Records for the task:
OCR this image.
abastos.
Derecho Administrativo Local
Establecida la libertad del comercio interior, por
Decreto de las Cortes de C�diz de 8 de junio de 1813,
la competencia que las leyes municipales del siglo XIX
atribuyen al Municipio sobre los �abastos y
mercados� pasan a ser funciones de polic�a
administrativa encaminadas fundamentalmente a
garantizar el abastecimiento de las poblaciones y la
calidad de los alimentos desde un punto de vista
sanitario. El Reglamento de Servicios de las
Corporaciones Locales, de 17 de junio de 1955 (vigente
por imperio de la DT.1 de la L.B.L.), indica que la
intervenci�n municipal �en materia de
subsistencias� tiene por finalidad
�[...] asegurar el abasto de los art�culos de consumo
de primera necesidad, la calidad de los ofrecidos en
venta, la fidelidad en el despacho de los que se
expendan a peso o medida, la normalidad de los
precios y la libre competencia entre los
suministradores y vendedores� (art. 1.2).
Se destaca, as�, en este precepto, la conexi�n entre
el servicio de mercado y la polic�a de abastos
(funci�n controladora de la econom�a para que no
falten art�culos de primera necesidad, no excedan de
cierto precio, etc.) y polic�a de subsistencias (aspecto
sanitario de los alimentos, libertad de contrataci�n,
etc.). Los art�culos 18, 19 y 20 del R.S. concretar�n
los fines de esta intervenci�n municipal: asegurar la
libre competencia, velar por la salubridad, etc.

Short exercise:
Restate the whole listing exactly.

Answer to the exercise:
OCR this image.
abastos.
Derecho Administrativo Local
Establecida la libertad del comercio interior, por
Decreto de las Cortes de C�diz de 8 de junio de 1813,
la competencia que las leyes municipales del siglo XIX
atribuyen al Municipio sobre los �abastos y
mercados� pasan a ser funciones de polic�a
administrativa encaminadas fundamentalmente a
garantizar el abastecimiento de las poblaciones y la
calidad de los alimentos desde un punto de vista
sanitario. El Reglamento de Servicios de las
Corporaciones Locales, de 17 de junio de 1955 (vigente
por imperio de la DT.1 de la L.B.L.), indica que la
intervenci�n municipal �en materia de
subsistencias� tiene por finalidad
�[...] asegurar el abasto de los art�culos de consumo
de primera necesidad, la calidad de los ofrecidos en
venta, la fidelidad en el despacho de los que se
expendan a peso o medida, la normalidad de los
precios y la libre competencia entre los
suministradores y vendedores� (art. 1.2).
Se destaca, as�, en este precepto, la conexi�n entre
el servicio de mercado y la polic�a de abastos
(funci�n controladora de la econom�a para que no
falten art�culos de primera necesidad, no excedan de
cierto precio, etc.) y polic�a de subsistencias (aspecto
sanitario de los alimentos, libertad de contrataci�n,
etc.). Los art�culos 18, 19 y 20 del R.S. concretar�n
los fines de esta intervenci�n municipal: asegurar la
libre competencia, velar por la salubridad, etc.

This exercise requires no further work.